Only lines with the string "label" matter here; gather them from the material below.
___ Data provided ___
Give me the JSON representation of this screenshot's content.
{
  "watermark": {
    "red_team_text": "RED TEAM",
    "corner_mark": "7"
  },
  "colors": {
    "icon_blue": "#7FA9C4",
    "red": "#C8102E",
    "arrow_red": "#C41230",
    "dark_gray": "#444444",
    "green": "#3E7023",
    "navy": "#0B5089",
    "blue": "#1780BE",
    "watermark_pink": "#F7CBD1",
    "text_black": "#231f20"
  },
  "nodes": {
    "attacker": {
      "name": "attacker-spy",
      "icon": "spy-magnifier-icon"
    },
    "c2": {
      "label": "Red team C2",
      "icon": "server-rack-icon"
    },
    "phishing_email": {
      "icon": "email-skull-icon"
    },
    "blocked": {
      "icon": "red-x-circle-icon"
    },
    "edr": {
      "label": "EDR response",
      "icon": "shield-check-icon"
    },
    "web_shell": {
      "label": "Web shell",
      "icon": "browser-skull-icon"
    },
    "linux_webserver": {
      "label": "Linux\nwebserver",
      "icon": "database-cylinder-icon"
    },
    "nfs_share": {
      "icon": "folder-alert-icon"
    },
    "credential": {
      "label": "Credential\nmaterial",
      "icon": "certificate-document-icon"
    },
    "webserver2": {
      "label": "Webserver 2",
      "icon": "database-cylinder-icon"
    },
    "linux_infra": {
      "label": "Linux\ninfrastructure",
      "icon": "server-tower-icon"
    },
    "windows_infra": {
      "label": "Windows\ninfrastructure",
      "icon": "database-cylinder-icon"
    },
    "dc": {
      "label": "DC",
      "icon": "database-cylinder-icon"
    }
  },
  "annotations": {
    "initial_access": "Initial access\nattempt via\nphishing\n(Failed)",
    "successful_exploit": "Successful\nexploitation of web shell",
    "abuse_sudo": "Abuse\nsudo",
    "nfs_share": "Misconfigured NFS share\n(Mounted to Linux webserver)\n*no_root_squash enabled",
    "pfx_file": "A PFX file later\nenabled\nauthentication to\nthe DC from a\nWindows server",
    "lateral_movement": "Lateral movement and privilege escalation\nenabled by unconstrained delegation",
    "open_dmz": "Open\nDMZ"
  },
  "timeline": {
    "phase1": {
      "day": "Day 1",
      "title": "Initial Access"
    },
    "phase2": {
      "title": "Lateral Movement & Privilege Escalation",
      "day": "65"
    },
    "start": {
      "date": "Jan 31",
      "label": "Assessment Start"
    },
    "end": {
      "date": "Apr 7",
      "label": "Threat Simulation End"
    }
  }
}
___
* **Answer to this task**:
      "label": "Red team C2",
      "label": "EDR response",
      "label": "Web shell",
      "label": "Linux\nwebserver",
      "label": "Credential\nmaterial",
      "label": "Webserver 2",
      "label": "Linux\ninfrastructure",
      "label": "Windows\ninfrastructure",
      "label": "DC",
      "label": "Assessment Start"
      "label": "Threat Simulation End"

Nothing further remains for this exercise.